**What you need to do**
Go through the listing and pick out each line with the word "ròng" in it.

═════ Listed records ═════

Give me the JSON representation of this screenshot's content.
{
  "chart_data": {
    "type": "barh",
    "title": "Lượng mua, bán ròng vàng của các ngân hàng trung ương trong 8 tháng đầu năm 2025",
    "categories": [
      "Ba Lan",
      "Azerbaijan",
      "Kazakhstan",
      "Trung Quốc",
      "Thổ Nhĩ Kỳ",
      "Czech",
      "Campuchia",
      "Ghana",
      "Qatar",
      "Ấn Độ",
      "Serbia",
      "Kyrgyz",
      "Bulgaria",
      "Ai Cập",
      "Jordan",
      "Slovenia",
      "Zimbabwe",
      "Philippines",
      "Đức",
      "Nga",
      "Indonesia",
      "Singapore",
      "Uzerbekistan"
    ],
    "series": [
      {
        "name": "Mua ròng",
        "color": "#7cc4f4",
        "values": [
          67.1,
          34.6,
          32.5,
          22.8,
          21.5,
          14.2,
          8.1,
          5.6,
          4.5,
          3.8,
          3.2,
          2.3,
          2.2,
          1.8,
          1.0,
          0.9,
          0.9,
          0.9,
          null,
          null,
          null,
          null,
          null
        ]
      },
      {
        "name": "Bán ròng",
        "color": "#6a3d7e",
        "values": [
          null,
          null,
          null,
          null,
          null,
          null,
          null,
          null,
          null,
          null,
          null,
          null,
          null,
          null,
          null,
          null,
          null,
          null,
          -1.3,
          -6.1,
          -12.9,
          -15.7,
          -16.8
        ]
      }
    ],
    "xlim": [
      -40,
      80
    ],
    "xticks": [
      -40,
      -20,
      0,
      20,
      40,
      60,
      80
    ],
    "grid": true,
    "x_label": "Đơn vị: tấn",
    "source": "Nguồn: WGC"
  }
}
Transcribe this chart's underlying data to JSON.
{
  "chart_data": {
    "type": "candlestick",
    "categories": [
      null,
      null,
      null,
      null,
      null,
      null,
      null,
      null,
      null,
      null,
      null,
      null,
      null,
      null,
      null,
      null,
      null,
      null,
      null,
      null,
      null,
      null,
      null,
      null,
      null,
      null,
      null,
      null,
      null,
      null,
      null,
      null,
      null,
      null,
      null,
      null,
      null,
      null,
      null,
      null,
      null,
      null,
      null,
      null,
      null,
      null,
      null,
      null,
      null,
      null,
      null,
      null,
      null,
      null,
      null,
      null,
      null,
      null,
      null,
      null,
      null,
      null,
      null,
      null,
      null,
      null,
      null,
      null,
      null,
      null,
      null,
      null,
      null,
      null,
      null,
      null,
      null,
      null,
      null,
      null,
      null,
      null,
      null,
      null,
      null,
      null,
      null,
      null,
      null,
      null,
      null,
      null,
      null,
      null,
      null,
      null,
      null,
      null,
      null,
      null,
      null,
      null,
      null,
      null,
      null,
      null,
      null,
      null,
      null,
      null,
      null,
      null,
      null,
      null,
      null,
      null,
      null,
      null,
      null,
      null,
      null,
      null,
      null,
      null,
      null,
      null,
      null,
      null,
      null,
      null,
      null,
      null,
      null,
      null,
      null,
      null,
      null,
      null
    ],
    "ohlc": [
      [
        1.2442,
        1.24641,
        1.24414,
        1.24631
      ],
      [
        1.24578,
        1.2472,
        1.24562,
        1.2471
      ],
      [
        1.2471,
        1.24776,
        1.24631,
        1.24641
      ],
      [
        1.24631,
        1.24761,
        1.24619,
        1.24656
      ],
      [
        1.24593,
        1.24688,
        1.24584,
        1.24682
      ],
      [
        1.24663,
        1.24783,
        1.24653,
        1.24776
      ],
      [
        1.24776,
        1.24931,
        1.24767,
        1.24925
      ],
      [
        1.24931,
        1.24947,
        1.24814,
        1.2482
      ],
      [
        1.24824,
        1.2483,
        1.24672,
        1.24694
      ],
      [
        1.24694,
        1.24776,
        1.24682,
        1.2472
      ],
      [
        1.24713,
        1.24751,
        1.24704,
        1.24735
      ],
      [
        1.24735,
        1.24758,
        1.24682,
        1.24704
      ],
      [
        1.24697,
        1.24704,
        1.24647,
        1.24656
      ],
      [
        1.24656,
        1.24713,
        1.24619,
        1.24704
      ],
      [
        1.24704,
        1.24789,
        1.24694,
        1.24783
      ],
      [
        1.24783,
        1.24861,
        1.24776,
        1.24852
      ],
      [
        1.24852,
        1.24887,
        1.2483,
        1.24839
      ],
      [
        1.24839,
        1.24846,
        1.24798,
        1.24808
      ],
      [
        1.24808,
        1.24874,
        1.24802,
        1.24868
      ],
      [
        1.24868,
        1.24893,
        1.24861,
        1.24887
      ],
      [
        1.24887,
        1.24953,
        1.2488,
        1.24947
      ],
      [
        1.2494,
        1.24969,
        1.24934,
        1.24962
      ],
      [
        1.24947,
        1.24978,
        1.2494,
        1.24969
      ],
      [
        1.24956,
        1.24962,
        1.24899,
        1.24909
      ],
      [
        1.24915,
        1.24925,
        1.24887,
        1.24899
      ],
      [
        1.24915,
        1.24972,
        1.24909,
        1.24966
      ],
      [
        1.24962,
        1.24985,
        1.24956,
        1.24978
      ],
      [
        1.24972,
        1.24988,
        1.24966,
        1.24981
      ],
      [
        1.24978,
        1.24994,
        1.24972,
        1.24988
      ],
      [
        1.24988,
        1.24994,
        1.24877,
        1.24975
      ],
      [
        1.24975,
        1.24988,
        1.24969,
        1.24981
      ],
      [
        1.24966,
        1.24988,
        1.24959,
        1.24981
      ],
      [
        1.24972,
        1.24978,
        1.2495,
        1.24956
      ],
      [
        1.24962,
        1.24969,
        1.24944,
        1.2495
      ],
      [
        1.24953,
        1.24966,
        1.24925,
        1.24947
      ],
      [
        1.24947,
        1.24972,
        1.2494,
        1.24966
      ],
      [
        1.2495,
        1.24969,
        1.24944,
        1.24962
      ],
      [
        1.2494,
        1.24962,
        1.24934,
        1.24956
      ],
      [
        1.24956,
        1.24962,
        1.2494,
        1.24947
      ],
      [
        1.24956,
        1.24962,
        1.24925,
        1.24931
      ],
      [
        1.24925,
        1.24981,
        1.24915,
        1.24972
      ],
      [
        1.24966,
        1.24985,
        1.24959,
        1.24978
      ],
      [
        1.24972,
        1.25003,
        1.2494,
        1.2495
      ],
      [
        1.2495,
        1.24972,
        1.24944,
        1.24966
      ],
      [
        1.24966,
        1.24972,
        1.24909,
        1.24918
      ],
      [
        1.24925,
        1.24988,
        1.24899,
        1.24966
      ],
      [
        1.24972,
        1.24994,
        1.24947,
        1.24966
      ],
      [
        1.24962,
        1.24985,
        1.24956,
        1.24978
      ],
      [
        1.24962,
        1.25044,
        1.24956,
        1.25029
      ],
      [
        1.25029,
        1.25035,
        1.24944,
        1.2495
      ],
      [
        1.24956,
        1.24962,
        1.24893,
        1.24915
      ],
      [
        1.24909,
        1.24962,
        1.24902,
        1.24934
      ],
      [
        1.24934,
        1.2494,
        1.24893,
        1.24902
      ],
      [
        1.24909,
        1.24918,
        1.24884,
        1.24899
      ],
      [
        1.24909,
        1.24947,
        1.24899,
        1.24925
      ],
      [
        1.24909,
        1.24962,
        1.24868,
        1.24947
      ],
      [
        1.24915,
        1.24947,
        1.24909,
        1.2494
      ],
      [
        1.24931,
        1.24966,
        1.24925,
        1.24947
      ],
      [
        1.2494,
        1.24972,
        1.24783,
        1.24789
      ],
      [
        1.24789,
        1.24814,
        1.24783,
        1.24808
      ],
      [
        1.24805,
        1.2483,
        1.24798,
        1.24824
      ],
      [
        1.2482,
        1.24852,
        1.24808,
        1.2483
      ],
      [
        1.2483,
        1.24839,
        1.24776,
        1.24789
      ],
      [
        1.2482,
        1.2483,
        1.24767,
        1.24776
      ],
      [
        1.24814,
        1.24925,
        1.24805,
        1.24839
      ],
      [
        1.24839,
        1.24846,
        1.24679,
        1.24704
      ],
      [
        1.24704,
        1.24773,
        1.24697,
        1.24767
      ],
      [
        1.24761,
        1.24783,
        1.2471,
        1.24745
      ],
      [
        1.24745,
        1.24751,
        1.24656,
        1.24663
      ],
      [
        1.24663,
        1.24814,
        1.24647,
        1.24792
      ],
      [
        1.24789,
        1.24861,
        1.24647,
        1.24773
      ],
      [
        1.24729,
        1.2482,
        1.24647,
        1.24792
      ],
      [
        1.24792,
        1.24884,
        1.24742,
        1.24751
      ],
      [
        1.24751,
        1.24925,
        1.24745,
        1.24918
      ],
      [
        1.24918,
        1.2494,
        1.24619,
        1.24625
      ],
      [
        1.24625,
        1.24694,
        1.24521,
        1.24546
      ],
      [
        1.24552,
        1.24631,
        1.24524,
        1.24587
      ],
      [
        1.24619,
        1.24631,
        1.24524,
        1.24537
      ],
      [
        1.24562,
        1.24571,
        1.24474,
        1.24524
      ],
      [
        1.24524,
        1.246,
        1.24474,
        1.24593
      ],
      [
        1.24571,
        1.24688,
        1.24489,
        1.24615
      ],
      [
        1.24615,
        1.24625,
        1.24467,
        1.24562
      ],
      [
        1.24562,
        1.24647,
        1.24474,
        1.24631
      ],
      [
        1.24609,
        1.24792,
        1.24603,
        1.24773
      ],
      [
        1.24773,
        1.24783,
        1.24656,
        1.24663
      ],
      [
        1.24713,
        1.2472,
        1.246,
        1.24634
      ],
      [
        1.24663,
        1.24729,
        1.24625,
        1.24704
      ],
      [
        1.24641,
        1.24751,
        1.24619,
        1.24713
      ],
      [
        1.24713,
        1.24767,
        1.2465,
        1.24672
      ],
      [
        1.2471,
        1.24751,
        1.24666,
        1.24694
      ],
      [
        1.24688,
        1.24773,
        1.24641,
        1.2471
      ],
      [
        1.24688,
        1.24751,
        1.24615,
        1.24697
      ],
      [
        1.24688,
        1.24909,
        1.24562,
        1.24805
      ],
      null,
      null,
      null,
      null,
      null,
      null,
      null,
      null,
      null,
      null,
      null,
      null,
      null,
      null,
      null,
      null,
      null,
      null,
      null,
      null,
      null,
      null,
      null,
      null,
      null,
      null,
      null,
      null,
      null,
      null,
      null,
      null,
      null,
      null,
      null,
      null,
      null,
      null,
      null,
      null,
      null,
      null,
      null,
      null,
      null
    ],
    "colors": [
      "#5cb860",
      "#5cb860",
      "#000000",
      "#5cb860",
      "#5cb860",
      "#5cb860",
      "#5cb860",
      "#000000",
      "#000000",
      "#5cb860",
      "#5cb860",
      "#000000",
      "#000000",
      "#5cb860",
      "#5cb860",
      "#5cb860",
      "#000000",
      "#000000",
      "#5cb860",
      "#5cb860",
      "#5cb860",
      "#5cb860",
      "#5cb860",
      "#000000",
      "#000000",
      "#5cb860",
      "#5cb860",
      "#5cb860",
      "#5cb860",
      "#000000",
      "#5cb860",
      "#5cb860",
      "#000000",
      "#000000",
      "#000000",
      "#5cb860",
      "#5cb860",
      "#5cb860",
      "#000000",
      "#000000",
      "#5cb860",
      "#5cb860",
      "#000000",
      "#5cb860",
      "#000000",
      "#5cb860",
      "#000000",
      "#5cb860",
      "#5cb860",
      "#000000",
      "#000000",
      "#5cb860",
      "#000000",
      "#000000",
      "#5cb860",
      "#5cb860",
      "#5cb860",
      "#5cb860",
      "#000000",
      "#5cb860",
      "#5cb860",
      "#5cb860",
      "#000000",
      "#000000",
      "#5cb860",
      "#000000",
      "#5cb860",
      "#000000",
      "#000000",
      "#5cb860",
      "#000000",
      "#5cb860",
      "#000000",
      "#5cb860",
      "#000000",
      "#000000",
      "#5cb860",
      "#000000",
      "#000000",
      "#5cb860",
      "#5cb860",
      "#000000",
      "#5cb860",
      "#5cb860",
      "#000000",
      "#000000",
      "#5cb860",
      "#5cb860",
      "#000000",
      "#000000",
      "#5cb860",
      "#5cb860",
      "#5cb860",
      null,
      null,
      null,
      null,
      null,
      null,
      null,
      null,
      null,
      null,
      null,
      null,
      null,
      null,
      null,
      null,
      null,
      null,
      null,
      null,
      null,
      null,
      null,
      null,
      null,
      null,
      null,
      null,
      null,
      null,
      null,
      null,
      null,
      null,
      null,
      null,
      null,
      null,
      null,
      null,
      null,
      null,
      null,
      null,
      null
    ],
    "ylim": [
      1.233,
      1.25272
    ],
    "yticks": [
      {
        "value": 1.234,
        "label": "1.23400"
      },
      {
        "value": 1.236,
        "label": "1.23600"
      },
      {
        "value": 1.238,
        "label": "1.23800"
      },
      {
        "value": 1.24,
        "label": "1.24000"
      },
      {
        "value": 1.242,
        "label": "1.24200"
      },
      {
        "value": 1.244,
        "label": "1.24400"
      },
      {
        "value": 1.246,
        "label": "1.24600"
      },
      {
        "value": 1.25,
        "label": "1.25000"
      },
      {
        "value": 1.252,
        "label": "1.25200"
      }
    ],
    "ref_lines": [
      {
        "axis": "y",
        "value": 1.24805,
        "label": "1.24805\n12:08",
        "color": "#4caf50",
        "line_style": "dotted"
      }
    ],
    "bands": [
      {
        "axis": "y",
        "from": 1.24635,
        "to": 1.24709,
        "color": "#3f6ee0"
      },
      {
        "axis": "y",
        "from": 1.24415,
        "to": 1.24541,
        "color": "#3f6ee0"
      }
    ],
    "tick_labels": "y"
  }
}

═════

**Worked answer**
    "title": "Lượng mua, bán ròng vàng của các ngân hàng trung ương trong 8 tháng đầu năm 2025",
        "name": "Mua ròng",
        "name": "Bán ròng",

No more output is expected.